_Aim of the exercise_
Pick out the lines below with "What" and list them.

_Data shown_
((

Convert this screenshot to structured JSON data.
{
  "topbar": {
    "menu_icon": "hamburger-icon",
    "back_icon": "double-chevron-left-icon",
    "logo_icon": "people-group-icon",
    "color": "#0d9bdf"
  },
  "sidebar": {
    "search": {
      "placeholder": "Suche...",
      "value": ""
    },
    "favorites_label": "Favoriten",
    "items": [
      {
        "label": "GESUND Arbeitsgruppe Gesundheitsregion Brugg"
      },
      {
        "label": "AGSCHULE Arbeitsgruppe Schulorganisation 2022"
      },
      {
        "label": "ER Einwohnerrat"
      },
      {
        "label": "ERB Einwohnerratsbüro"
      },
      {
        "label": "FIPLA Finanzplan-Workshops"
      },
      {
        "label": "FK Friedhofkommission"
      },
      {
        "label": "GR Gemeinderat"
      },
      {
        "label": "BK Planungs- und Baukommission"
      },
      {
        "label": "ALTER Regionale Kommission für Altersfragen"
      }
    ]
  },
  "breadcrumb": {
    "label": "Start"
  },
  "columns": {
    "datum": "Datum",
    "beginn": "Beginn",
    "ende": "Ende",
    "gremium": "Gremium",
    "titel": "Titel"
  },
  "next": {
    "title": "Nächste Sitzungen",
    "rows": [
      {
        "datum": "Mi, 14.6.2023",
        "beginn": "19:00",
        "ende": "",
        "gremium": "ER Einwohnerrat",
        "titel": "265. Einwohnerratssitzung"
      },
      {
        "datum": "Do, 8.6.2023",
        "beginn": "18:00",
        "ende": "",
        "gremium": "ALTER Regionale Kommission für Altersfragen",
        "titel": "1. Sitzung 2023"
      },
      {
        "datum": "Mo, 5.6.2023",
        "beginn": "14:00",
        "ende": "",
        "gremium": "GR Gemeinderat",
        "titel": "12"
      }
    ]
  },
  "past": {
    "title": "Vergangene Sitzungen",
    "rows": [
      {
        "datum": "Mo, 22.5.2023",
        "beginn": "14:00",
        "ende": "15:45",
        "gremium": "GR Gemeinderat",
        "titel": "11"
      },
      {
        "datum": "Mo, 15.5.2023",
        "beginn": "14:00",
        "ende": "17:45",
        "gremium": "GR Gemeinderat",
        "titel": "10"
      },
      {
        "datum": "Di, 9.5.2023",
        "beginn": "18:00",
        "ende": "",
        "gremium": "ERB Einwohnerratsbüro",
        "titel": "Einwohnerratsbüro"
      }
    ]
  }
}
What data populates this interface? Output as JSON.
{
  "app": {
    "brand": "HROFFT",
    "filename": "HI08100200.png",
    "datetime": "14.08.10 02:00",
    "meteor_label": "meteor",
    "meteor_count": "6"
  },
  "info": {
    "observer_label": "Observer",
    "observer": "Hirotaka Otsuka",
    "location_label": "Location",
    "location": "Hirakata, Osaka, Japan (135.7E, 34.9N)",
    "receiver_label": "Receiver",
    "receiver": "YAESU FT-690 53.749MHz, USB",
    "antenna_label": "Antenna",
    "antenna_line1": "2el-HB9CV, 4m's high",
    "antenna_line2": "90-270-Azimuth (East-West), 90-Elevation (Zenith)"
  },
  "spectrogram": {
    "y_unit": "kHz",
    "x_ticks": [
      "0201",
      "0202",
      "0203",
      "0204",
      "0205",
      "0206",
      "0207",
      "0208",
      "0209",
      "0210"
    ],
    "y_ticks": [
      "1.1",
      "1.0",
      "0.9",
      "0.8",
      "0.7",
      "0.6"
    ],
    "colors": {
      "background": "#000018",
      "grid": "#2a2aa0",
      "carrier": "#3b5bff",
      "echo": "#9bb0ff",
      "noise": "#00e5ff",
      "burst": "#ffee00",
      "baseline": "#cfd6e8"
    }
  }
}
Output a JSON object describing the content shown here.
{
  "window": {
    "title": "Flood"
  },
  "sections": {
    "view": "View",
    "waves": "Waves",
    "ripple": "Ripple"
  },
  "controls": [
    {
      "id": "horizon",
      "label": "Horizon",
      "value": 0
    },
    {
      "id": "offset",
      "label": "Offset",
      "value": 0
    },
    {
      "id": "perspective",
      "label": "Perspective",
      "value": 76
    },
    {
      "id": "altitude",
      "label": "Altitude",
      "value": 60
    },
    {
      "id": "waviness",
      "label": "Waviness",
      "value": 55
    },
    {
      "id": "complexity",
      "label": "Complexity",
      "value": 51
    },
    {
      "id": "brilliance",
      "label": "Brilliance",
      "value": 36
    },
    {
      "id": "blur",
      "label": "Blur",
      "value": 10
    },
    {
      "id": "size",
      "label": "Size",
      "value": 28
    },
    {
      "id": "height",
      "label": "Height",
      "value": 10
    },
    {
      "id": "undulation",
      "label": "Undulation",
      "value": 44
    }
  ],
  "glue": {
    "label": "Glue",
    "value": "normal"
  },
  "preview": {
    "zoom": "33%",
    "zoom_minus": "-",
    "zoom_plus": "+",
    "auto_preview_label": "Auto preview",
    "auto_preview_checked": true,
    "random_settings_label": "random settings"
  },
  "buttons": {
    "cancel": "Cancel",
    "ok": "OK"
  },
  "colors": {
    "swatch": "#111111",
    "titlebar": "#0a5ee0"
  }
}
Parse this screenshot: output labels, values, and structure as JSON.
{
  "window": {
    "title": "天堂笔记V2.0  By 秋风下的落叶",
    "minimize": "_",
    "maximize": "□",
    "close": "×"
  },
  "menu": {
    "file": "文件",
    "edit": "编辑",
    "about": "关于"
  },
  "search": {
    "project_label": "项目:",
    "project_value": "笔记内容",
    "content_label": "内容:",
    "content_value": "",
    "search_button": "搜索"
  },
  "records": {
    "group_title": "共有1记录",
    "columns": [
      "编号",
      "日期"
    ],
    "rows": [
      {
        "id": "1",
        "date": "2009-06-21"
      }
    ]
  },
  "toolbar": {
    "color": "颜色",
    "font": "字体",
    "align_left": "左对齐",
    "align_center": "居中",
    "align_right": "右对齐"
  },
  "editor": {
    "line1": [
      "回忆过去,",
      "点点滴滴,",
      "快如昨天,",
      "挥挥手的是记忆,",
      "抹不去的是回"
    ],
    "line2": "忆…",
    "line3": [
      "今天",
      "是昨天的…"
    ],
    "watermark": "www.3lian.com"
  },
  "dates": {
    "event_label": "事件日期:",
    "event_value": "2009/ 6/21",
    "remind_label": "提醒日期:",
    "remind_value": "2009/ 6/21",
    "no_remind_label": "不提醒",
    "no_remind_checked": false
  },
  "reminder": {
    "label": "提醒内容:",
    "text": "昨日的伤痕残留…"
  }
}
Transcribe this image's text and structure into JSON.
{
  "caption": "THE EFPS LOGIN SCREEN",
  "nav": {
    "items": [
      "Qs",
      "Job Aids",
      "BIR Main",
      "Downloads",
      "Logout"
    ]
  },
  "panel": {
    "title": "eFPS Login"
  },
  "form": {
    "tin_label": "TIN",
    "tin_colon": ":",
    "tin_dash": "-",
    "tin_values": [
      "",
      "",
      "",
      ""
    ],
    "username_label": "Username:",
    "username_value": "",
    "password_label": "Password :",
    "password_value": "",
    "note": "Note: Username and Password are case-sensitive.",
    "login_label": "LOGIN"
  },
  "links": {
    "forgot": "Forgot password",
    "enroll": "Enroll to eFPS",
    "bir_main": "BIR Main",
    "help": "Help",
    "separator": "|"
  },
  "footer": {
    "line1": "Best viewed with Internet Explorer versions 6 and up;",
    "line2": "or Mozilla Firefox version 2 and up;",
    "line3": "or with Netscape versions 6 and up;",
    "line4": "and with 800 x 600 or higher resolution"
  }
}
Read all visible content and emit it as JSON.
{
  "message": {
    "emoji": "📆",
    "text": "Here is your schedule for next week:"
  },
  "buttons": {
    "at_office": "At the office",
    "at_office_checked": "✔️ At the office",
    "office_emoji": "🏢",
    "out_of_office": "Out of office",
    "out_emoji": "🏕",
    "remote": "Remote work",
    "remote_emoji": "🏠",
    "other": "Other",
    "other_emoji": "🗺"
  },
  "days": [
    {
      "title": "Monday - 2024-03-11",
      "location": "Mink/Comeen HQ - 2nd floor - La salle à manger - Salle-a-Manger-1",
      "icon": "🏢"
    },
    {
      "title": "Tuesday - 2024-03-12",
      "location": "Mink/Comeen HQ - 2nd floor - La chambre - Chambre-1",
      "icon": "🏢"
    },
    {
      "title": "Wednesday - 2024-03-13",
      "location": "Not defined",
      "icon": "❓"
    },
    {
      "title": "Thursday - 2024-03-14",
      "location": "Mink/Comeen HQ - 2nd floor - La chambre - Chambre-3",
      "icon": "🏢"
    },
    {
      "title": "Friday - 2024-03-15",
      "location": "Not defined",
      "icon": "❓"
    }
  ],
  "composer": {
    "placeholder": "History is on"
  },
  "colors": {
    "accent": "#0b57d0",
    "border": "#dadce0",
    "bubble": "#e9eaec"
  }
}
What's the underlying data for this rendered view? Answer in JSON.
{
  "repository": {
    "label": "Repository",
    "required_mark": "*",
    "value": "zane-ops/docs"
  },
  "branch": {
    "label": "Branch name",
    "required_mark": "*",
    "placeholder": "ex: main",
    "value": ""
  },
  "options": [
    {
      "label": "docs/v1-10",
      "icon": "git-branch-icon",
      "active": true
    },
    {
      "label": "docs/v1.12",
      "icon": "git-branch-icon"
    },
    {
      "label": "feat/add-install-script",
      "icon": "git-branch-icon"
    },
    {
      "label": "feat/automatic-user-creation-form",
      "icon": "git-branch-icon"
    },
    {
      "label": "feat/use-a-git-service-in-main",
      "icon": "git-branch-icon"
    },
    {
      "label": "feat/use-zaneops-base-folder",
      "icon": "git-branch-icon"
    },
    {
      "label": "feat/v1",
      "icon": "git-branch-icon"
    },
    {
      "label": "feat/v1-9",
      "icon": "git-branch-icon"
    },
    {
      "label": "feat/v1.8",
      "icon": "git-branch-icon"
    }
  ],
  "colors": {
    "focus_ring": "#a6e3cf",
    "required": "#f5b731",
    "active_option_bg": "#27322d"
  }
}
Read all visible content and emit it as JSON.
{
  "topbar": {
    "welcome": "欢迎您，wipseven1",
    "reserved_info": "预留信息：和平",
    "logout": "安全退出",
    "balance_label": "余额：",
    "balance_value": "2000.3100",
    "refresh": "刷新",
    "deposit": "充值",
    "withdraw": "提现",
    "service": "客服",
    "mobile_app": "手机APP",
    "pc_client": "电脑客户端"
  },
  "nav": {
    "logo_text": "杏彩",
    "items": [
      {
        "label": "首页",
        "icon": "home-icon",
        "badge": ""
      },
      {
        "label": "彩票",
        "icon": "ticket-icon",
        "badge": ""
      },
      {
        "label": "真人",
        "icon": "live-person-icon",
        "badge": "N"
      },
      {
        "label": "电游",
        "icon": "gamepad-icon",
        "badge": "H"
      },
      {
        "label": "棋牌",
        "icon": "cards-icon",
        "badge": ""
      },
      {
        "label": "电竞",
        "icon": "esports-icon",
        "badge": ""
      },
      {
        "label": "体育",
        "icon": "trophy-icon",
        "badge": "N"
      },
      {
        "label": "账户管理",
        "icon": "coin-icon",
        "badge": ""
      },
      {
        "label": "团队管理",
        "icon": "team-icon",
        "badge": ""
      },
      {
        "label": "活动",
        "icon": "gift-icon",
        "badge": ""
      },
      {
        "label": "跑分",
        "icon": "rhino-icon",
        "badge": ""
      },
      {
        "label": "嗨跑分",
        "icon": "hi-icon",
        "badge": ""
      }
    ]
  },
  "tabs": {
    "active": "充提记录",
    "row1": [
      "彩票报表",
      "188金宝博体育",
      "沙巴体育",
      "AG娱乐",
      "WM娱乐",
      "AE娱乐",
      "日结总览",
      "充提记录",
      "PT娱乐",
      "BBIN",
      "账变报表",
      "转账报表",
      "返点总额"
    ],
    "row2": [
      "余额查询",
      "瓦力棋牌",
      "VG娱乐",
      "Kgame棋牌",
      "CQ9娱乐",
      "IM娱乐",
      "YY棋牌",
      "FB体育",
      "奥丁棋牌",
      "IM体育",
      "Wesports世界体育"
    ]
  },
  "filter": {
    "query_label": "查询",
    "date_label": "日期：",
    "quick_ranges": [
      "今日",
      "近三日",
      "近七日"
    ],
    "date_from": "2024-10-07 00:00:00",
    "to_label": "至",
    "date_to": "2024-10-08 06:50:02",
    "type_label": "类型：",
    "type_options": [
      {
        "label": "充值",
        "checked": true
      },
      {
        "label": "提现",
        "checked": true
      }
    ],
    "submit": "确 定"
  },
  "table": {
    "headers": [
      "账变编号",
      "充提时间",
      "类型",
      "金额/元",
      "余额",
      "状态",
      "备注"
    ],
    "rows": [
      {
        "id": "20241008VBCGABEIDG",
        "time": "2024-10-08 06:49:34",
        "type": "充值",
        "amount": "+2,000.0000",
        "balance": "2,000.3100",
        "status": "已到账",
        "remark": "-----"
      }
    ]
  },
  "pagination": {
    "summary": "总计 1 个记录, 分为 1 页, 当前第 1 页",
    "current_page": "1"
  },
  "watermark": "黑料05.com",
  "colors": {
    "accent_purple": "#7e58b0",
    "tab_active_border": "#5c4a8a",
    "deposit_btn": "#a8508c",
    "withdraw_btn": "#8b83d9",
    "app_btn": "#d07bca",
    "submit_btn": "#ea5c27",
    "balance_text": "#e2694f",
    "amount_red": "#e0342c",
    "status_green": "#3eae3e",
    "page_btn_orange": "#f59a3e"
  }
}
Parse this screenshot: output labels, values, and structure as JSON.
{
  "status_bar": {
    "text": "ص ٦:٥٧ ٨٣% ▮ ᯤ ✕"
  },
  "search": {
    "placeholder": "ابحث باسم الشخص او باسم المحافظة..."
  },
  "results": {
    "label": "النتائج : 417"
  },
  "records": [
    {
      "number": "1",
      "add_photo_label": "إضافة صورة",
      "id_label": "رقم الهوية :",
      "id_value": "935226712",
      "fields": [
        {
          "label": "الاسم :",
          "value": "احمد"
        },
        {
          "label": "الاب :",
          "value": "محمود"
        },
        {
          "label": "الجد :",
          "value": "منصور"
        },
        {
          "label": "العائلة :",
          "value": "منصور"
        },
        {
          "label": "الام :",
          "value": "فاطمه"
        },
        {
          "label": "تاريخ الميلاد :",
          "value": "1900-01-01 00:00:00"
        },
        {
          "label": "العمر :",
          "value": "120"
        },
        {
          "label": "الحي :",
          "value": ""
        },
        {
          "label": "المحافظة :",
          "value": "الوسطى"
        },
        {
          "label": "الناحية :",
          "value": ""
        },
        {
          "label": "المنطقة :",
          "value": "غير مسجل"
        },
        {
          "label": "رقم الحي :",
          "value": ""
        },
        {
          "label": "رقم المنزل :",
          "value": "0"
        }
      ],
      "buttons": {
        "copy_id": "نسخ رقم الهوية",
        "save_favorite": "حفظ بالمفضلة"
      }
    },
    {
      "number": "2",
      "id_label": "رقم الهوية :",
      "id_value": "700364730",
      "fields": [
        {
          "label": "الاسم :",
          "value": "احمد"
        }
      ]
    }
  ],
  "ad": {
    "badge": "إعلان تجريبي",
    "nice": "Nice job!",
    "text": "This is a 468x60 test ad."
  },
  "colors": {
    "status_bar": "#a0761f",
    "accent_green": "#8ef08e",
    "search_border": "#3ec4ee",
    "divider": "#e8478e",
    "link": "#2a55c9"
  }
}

))

_Solution_
What data populates this interface? Output as JSON.
What's the underlying data for this rendered view? Answer in JSON.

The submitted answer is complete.